Saved data entries:

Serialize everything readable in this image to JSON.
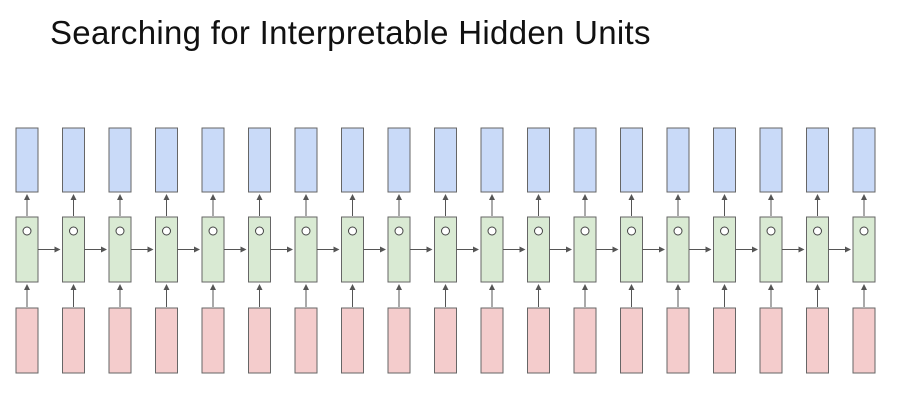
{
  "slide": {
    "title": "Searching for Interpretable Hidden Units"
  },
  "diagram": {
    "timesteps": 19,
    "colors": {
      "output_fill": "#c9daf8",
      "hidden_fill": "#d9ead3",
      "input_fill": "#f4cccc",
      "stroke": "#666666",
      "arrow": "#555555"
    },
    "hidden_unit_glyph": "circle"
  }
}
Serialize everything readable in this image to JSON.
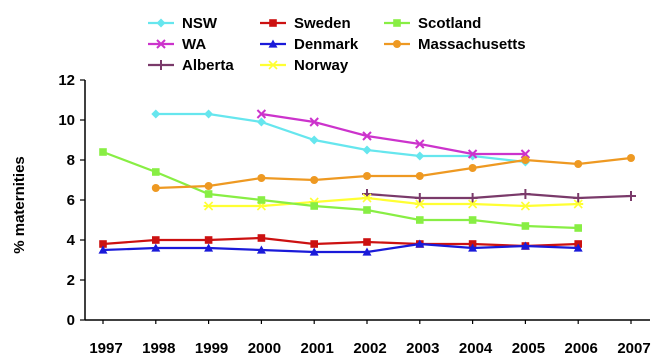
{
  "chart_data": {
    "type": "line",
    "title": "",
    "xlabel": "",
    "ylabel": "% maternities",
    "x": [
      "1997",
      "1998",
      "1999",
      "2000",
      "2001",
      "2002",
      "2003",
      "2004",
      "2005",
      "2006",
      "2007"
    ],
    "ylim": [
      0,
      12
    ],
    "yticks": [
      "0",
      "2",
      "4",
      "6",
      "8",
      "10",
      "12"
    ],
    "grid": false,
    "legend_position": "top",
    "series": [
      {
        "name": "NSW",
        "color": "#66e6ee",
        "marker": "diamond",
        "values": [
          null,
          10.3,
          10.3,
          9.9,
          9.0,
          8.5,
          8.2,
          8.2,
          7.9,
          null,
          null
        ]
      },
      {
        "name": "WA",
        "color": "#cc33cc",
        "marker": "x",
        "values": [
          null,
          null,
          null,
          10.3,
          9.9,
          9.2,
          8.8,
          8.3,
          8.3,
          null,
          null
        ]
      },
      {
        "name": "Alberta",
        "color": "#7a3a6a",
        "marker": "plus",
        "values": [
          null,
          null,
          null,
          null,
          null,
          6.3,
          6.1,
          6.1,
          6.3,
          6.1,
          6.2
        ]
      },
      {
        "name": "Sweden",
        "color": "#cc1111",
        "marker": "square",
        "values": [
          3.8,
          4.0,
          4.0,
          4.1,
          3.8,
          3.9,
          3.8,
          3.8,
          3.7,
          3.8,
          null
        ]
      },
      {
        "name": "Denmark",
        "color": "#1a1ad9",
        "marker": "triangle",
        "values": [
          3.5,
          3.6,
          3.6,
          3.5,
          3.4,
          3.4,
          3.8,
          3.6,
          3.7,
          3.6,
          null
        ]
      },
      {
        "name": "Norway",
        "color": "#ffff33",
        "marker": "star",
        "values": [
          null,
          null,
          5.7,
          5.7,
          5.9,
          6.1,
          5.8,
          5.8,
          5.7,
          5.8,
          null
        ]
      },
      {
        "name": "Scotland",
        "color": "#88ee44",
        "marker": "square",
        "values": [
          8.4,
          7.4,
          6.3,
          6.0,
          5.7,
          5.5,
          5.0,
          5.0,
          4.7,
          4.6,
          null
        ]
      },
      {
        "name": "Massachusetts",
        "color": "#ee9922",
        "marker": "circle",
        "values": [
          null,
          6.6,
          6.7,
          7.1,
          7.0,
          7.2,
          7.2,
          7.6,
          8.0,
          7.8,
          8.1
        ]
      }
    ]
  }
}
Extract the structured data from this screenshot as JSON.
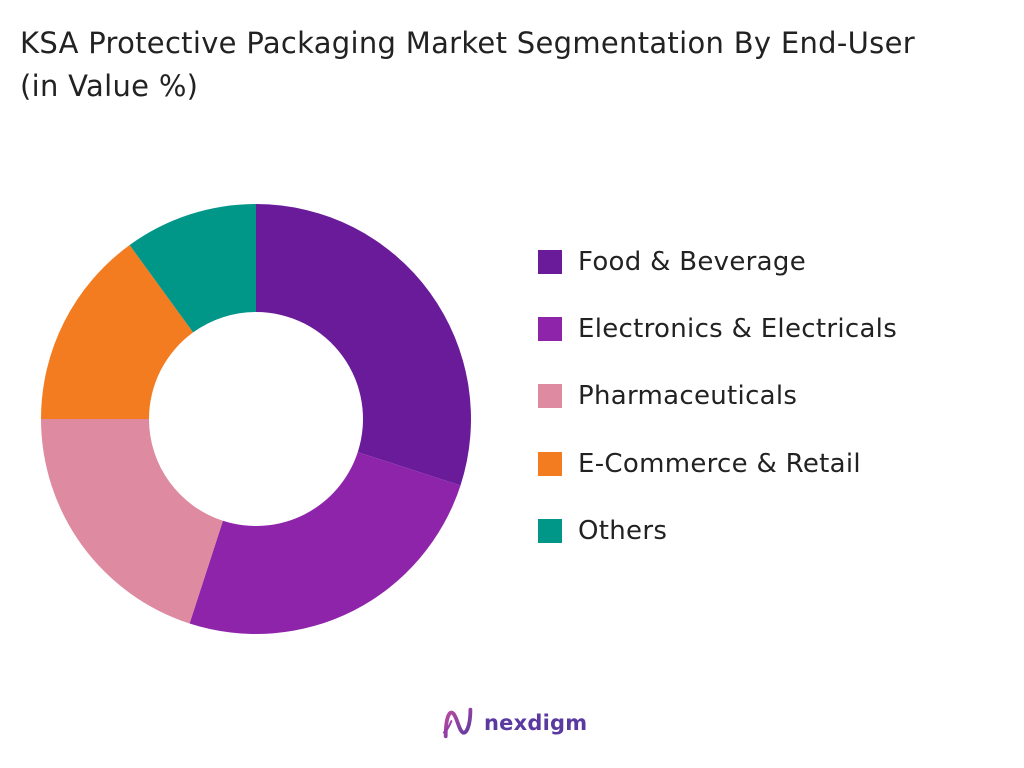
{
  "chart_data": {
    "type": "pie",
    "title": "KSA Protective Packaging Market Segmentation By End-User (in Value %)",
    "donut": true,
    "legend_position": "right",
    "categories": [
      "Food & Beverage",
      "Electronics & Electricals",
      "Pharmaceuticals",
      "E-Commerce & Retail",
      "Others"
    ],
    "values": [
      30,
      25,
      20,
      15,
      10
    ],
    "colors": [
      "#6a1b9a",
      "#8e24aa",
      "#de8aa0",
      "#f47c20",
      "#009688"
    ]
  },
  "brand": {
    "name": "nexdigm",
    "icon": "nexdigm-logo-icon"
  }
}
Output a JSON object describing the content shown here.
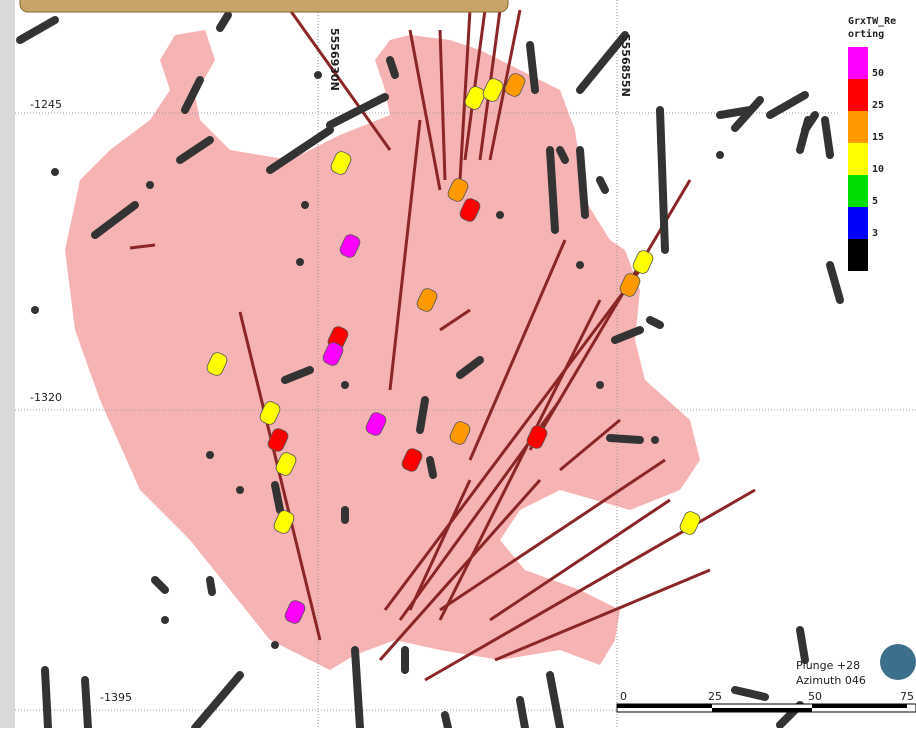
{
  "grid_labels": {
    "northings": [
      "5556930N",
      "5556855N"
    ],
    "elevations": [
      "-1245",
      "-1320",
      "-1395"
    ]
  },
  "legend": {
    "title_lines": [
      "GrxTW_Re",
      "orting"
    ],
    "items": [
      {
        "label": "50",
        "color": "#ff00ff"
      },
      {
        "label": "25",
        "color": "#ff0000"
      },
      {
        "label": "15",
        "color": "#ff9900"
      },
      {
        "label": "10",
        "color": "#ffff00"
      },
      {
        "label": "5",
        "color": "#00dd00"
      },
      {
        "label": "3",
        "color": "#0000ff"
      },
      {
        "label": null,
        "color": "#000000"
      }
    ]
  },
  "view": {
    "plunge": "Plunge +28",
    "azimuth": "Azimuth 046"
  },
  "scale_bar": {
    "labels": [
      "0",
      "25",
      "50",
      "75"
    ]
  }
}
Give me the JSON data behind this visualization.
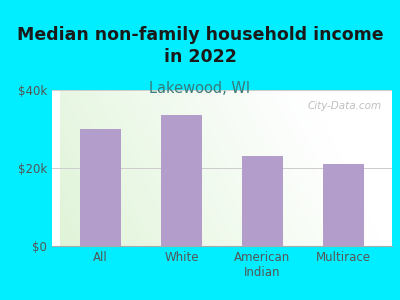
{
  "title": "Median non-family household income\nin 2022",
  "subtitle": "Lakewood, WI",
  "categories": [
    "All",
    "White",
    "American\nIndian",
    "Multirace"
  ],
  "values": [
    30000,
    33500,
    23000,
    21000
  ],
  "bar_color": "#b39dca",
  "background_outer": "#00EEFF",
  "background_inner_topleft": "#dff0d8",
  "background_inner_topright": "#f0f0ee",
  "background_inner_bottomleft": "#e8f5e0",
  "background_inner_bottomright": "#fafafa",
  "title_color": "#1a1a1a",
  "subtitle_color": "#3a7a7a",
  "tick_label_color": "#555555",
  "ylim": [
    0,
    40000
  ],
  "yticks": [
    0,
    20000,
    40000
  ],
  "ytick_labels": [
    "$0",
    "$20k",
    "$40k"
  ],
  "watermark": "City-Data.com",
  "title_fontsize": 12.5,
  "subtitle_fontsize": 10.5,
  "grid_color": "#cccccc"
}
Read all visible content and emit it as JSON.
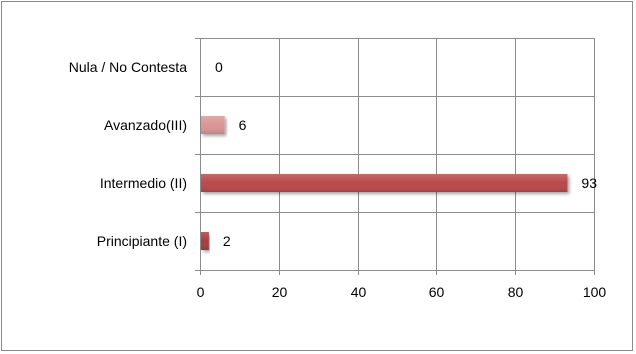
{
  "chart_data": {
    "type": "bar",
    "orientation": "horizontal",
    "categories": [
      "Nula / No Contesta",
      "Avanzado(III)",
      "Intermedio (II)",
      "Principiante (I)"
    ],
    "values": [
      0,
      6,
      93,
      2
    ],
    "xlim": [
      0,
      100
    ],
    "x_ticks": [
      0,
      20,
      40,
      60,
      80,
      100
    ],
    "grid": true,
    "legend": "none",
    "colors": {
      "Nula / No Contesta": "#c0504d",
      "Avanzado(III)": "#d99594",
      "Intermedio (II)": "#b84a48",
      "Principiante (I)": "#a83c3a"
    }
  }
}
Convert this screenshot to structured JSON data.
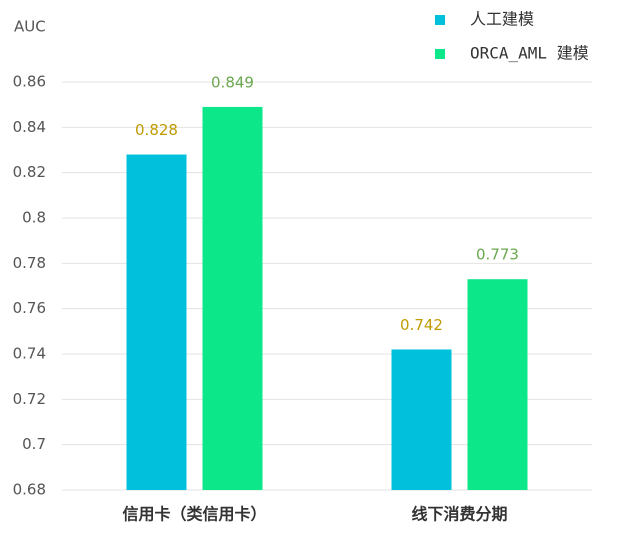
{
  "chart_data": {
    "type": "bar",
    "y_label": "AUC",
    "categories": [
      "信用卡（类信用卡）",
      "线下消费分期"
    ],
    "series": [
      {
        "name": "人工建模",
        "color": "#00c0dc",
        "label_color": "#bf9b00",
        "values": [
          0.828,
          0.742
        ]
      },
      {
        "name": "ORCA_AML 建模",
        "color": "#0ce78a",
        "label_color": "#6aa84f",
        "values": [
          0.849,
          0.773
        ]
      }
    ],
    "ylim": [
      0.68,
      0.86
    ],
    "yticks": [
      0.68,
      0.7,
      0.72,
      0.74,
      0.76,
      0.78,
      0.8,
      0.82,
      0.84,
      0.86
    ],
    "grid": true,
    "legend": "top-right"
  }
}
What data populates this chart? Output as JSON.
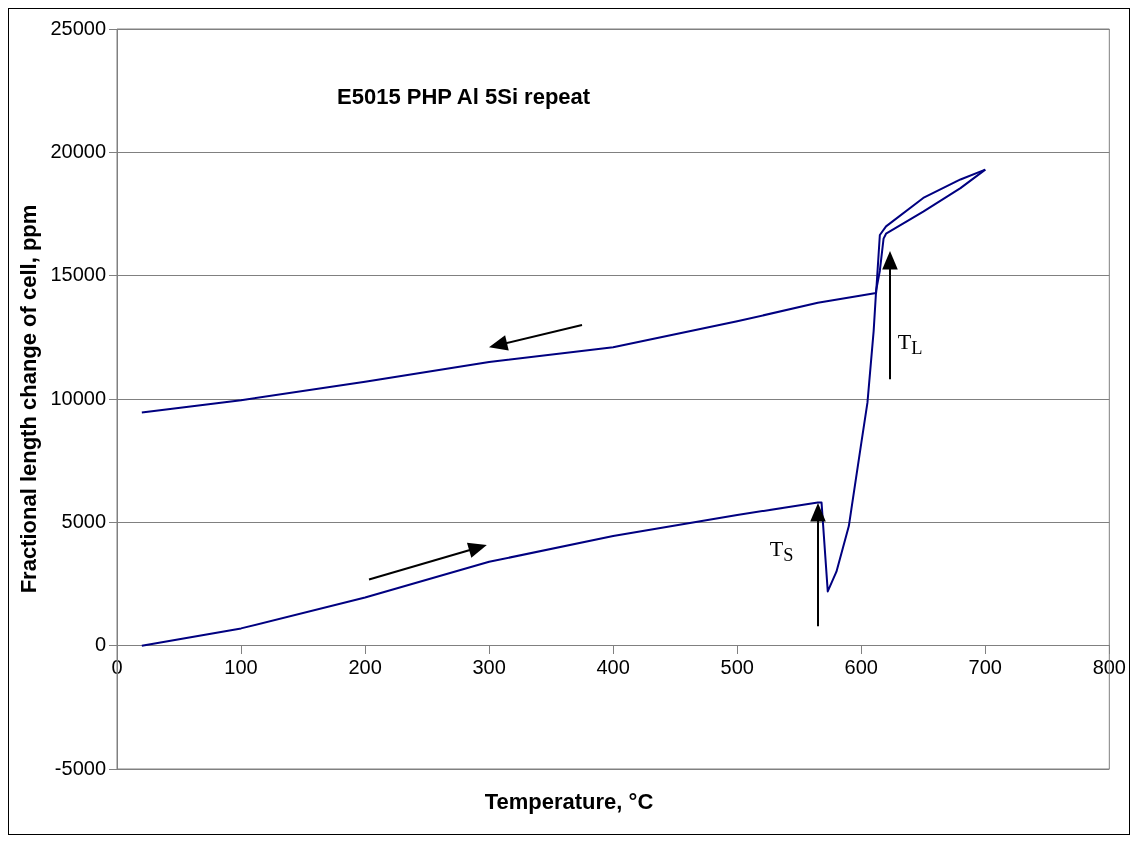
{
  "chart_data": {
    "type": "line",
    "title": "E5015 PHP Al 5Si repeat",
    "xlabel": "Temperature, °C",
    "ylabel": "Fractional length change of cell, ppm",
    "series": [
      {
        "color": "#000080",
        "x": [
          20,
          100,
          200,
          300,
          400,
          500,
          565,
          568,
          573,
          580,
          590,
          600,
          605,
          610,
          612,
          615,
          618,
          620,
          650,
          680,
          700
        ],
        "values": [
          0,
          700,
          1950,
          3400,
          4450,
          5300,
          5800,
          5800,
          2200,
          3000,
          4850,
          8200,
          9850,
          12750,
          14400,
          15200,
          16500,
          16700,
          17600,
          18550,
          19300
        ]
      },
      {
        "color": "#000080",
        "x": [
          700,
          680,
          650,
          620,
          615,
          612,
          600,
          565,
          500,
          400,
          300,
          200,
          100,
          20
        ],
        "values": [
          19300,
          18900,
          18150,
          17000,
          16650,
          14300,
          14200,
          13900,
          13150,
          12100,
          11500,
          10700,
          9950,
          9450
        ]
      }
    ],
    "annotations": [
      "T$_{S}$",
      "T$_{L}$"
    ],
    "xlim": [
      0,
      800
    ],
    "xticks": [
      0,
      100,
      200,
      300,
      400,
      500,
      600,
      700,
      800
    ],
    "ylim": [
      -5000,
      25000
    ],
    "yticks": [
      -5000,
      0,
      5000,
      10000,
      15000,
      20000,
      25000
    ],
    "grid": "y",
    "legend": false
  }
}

**What you are asked to do**
All lines in the data that contain the word "marker" should be copied.

**The response**
        "marker": "diamond",
        "marker": "x",
        "marker": "plus",
        "marker": "square",
        "marker": "triangle",
        "marker": "star",
        "marker": "square",
        "marker": "circle",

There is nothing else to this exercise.